Filter the entries, keeping every line with the word "from".

--------------------------------

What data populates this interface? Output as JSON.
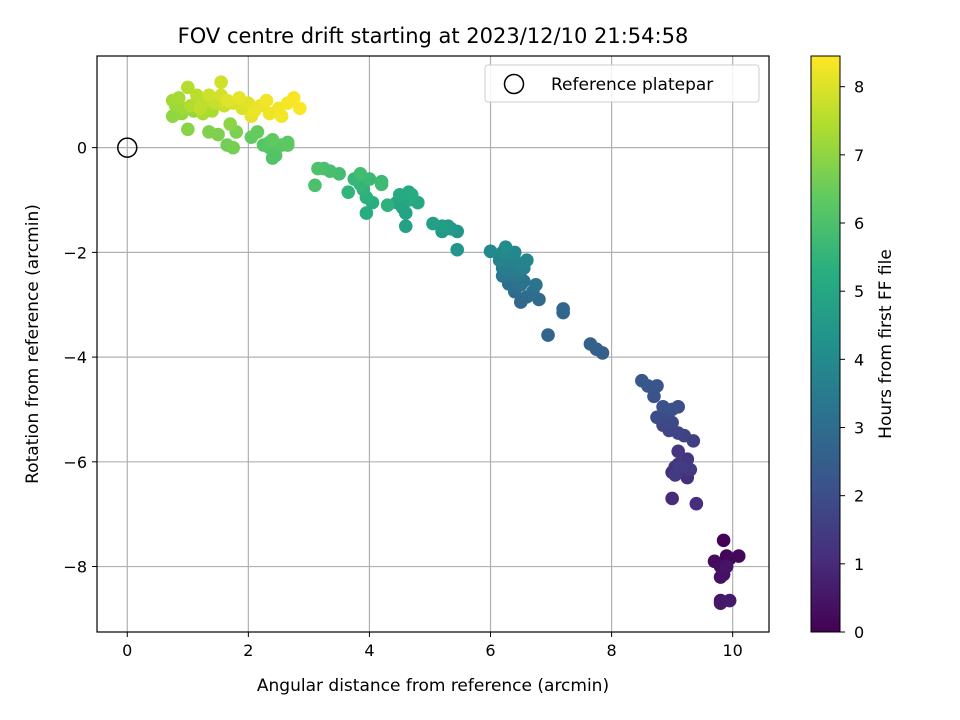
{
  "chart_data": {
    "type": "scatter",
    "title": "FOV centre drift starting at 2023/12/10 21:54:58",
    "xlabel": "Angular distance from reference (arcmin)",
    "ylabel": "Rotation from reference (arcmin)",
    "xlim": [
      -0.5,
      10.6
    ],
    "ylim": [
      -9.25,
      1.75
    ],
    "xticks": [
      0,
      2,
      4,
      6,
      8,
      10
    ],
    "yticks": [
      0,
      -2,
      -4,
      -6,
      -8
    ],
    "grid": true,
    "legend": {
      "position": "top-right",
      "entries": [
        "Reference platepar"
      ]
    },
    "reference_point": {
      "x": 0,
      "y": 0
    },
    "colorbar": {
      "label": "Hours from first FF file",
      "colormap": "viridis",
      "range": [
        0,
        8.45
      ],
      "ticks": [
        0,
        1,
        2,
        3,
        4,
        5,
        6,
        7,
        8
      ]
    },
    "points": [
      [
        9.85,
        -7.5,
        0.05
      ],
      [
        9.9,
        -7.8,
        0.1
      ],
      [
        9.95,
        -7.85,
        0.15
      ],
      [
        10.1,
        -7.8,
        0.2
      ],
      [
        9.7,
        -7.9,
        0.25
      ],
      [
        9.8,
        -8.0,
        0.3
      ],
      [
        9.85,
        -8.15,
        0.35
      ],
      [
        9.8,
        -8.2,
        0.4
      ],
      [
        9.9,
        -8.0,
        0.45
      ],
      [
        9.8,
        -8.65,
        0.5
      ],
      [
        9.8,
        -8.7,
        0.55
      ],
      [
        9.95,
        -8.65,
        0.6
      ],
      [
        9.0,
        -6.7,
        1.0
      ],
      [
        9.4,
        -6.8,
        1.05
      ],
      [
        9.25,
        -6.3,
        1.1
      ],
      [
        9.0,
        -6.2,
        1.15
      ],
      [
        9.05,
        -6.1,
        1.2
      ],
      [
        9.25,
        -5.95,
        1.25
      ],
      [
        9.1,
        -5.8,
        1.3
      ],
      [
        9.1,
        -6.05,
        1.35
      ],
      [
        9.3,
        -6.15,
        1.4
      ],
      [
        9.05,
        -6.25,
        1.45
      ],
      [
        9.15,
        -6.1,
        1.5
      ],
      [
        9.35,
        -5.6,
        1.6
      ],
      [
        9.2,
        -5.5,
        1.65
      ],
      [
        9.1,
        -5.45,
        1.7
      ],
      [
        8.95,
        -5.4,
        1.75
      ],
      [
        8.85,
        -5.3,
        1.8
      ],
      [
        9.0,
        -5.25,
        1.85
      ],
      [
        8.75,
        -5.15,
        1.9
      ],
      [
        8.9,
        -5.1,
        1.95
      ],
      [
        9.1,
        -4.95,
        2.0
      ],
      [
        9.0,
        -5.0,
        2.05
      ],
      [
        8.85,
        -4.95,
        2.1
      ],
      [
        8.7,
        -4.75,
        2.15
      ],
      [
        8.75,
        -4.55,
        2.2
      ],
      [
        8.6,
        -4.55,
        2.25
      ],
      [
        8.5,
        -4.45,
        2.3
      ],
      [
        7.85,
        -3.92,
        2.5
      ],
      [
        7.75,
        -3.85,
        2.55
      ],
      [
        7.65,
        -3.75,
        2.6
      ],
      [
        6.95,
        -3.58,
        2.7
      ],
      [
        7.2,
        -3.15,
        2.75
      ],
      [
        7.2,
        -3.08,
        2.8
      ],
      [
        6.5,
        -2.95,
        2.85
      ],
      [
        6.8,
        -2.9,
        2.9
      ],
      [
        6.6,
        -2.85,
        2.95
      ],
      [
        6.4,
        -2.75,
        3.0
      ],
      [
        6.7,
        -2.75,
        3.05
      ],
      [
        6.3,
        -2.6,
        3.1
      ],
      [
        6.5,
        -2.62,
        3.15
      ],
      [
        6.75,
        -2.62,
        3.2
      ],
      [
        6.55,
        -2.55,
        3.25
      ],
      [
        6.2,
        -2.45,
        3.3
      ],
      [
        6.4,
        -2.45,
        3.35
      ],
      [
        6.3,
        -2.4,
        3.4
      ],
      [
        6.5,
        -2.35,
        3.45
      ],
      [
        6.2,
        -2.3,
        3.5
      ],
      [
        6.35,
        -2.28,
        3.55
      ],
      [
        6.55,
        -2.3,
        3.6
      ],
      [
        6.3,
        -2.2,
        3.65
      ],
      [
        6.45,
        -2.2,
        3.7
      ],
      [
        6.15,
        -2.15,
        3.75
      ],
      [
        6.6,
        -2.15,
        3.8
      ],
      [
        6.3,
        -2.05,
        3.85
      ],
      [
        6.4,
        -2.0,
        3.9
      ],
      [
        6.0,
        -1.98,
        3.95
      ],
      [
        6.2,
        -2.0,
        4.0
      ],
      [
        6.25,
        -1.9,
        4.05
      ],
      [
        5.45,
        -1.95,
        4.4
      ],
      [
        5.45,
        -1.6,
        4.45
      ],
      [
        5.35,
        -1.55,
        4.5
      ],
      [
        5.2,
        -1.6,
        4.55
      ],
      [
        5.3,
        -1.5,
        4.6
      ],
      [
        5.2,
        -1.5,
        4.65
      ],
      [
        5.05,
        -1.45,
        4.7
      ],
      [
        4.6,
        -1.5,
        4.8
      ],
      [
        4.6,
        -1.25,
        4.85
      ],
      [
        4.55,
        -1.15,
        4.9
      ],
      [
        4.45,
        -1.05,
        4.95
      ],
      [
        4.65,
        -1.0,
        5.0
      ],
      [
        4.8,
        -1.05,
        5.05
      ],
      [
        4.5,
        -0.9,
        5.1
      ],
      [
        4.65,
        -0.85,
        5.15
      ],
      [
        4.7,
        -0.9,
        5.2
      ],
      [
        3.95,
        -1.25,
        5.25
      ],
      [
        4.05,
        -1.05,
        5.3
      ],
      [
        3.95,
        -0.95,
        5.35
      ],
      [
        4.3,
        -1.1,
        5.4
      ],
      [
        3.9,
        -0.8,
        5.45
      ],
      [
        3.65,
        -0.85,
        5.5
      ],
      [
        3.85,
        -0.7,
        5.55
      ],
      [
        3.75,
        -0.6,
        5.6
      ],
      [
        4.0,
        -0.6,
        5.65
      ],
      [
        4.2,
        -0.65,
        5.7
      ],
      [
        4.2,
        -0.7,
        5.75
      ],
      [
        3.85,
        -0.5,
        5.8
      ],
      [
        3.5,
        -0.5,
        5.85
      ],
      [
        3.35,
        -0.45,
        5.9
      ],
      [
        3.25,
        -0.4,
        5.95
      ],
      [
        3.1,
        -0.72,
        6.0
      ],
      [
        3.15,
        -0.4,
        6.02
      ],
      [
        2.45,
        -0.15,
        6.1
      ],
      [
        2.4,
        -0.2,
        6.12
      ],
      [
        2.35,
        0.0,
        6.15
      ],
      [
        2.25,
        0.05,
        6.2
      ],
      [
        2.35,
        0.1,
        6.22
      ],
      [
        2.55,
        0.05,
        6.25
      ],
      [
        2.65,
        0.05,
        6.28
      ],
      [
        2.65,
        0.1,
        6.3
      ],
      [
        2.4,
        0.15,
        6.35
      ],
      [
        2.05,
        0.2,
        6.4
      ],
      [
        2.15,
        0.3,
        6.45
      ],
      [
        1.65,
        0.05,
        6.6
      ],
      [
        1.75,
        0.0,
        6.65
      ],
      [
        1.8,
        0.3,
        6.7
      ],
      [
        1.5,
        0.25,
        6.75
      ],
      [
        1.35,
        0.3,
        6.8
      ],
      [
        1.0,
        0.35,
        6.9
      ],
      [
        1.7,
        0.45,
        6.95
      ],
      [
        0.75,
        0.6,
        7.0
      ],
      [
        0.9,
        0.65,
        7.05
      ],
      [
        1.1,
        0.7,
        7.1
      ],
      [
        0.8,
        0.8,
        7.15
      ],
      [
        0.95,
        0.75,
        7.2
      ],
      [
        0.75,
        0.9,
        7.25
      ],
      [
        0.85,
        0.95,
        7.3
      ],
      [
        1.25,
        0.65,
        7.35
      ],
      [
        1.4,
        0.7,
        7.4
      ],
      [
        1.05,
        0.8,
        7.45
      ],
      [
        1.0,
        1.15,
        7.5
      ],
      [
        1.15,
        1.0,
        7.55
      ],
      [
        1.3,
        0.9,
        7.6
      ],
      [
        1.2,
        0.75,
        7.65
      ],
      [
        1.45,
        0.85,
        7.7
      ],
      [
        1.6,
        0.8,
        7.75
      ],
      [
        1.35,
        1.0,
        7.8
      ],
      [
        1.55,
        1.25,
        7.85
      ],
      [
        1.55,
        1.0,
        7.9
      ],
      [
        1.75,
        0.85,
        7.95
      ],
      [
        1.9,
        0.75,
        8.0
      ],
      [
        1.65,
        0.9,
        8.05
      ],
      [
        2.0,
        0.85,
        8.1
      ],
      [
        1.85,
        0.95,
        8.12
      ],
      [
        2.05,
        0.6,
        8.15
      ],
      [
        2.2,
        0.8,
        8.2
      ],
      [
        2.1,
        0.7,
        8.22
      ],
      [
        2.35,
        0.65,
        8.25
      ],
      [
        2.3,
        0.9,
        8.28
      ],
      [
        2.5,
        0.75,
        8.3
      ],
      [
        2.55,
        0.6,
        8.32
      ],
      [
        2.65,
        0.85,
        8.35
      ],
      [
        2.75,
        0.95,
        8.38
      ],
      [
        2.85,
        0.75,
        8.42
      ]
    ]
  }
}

--------------------------------

ANSWER TO THE PROBLEM
    "xlabel": "Angular distance from reference (arcmin)",
    "ylabel": "Rotation from reference (arcmin)",
      "label": "Hours from first FF file",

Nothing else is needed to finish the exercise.